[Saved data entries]
•••
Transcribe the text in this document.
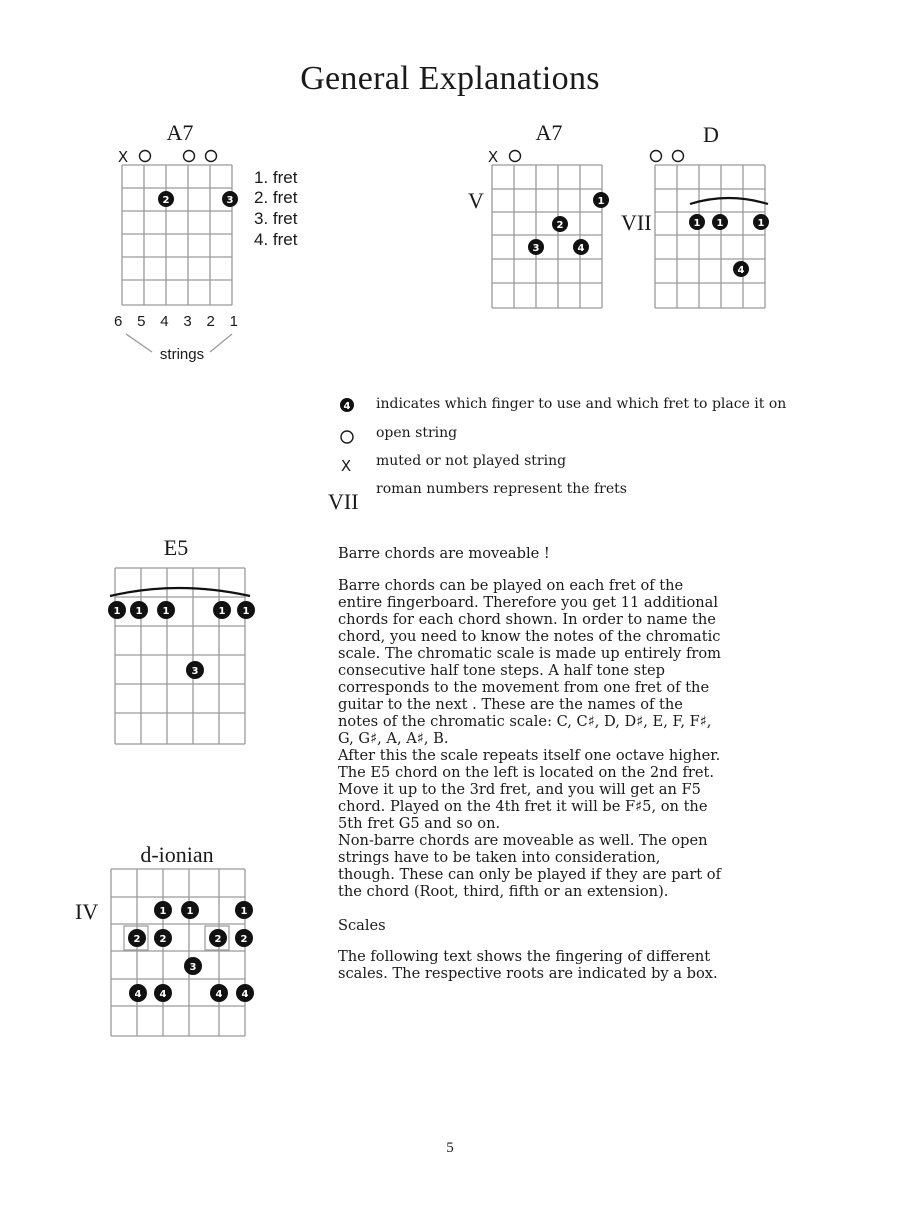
General Explanations
A7
X
2	3
1. fret
2. fret
3. fret
4. fret
6 5 4 3 2 1
strings
A7
X
V	1
2
3	4
D
VII	1 1	1
4
E5
1 1 1	1 1
3
d-ionian
IV	1 1	1
2 2	2 2
3
4 4	4 4
4
X
VII
indicates which finger to use and which fret to place it on
open string
muted or not played string
roman numbers represent the frets
Barre chords are moveable !

Barre chords can be played on each fret of the

entire fingerboard. Therefore you get 11 additional

chords for each chord shown. In order to name the

chord, you need to know the notes of the chromatic

scale. The chromatic scale is made up entirely from

consecutive half tone steps. A half tone step

corresponds to the movement from one fret of the

guitar to the next . These are the names of the

notes of the chromatic scale: C, C♯, D, D♯, E, F, F♯,

G, G♯, A, A♯, B.

After this the scale repeats itself one octave higher.

The E5 chord on the left is located on the 2nd fret.

Move it up to the 3rd fret, and you will get an F5

chord. Played on the 4th fret it will be F♯5, on the

5th fret G5 and so on.

Non-barre chords are moveable as well. The open

strings have to be taken into consideration,

though. These can only be played if they are part of

the chord (Root, third, fifth or an extension).

Scales

The following text shows the fingering of different

scales. The respective roots are indicated by a box.

5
•••
**Problem details**
Go through the material and select each line with the string "These" in it.

**Solution below**
guitar to the next . These are the names of the
though. These can only be played if they are part of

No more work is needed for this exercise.